Required task - Pick out every line of the records below that contains the string "entry", and copy each of those lines.

Supplied entries -
────

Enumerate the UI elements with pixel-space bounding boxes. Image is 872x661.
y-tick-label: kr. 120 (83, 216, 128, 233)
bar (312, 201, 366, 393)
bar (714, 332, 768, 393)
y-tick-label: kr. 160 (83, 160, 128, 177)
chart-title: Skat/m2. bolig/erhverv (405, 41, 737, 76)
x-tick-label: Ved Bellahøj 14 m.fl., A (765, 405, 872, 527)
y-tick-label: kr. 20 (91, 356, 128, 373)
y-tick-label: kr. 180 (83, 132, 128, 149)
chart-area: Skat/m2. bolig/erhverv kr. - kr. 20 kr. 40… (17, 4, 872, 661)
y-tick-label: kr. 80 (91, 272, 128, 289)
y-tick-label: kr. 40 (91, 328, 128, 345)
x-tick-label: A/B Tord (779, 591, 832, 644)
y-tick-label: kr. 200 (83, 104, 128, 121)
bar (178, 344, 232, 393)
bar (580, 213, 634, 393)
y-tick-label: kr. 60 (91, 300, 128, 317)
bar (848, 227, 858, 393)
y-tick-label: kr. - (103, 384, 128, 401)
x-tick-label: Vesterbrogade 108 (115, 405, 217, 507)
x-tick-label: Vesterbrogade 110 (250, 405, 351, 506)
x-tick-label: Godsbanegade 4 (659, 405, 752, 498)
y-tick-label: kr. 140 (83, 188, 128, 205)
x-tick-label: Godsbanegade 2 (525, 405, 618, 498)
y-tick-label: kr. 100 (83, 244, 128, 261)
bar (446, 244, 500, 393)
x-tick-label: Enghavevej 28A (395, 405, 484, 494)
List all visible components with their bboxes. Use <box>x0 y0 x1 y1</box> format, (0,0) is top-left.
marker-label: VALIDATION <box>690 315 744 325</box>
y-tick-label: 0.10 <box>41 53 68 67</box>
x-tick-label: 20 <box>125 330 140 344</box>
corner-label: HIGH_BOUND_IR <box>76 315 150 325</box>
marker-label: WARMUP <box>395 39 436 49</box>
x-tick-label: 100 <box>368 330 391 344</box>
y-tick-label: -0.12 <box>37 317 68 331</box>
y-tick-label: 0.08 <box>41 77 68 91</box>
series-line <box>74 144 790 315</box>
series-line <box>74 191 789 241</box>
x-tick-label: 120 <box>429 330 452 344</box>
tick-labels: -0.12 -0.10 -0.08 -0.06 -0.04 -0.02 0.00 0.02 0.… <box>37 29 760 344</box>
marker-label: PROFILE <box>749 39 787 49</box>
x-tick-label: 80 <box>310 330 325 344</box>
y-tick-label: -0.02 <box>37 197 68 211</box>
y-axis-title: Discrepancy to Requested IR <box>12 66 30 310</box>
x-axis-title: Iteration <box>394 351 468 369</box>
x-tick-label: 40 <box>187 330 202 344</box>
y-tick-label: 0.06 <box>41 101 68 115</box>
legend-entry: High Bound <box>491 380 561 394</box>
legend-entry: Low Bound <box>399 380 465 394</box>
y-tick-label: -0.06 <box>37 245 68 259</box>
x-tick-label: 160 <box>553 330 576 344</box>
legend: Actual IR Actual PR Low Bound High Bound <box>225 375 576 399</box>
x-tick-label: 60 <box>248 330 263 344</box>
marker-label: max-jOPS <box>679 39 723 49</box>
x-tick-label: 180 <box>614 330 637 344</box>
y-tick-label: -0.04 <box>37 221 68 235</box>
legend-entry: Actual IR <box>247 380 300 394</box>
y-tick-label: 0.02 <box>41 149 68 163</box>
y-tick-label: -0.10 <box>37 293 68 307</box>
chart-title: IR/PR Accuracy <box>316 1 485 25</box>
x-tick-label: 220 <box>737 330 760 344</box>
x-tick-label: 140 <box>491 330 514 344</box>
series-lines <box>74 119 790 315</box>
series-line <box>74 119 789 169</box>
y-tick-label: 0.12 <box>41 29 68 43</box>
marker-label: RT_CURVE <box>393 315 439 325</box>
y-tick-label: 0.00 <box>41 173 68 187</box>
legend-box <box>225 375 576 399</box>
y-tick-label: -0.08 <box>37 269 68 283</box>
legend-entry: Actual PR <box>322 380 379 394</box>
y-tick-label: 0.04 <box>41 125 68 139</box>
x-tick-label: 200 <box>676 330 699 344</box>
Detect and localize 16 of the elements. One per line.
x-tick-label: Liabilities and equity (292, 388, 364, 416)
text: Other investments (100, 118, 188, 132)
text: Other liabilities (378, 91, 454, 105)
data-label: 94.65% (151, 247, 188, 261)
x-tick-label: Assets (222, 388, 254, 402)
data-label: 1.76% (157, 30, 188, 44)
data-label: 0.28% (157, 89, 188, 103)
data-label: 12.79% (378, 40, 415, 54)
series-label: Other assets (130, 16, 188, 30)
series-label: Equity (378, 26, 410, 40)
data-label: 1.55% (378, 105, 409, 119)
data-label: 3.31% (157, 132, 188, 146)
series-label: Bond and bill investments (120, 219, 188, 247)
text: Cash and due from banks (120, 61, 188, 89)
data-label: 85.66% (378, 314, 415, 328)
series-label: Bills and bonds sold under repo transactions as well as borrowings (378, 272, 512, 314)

────

Correct response -
legend-entry: High Bound <box>491 380 561 394</box>
legend-entry: Low Bound <box>399 380 465 394</box>
legend-entry: Actual IR <box>247 380 300 394</box>
legend-entry: Actual PR <box>322 380 379 394</box>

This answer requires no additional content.